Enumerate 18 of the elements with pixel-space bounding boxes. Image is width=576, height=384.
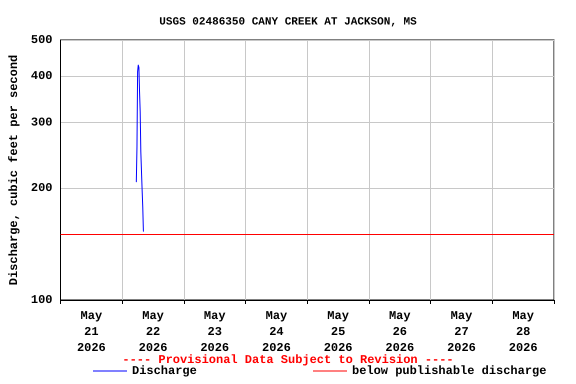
x-tick-label: May 26 2026 [385, 309, 414, 355]
x-tick-label: May 23 2026 [200, 309, 230, 355]
legend-label: below publishable discharge [352, 364, 546, 378]
y-tick-label: 500 [30, 33, 53, 47]
x-tick-label: May 22 2026 [138, 309, 168, 355]
x-tick-label: May 28 2026 [508, 309, 538, 355]
y-axis-title: Discharge, cubic feet per second [7, 54, 21, 286]
y-tick-label: 400 [30, 69, 53, 84]
y-tick-label: 300 [30, 116, 53, 130]
y-tick-label: 100 [30, 293, 53, 307]
x-tick-label: May 21 2026 [76, 309, 106, 355]
chart-title: USGS 02486350 CANY CREEK AT JACKSON, MS [159, 16, 418, 28]
x-tick-label: May 24 2026 [262, 309, 291, 355]
line-series [136, 64, 144, 232]
x-tick-label: May 25 2026 [324, 309, 352, 355]
y-tick-label: 200 [30, 181, 53, 196]
legend-label: Discharge [132, 364, 197, 378]
x-tick-label: May 27 2026 [447, 309, 476, 355]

________________

Requirement:
Print every line of the records above exactly, leaving out the pictures.

Full answer:
Enumerate 18 of the elements with pixel-space bounding boxes. Image is width=576, height=384.
x-tick-label: May 26 2026 [385, 309, 414, 355]
x-tick-label: May 23 2026 [200, 309, 230, 355]
legend-label: below publishable discharge [352, 364, 546, 378]
y-tick-label: 500 [30, 33, 53, 47]
x-tick-label: May 22 2026 [138, 309, 168, 355]
x-tick-label: May 28 2026 [508, 309, 538, 355]
y-axis-title: Discharge, cubic feet per second [7, 54, 21, 286]
y-tick-label: 400 [30, 69, 53, 84]
y-tick-label: 300 [30, 116, 53, 130]
y-tick-label: 100 [30, 293, 53, 307]
x-tick-label: May 21 2026 [76, 309, 106, 355]
chart-title: USGS 02486350 CANY CREEK AT JACKSON, MS [159, 16, 418, 28]
x-tick-label: May 24 2026 [262, 309, 291, 355]
line-series [136, 64, 144, 232]
x-tick-label: May 25 2026 [324, 309, 352, 355]
y-tick-label: 200 [30, 181, 53, 196]
legend-label: Discharge [132, 364, 197, 378]
x-tick-label: May 27 2026 [447, 309, 476, 355]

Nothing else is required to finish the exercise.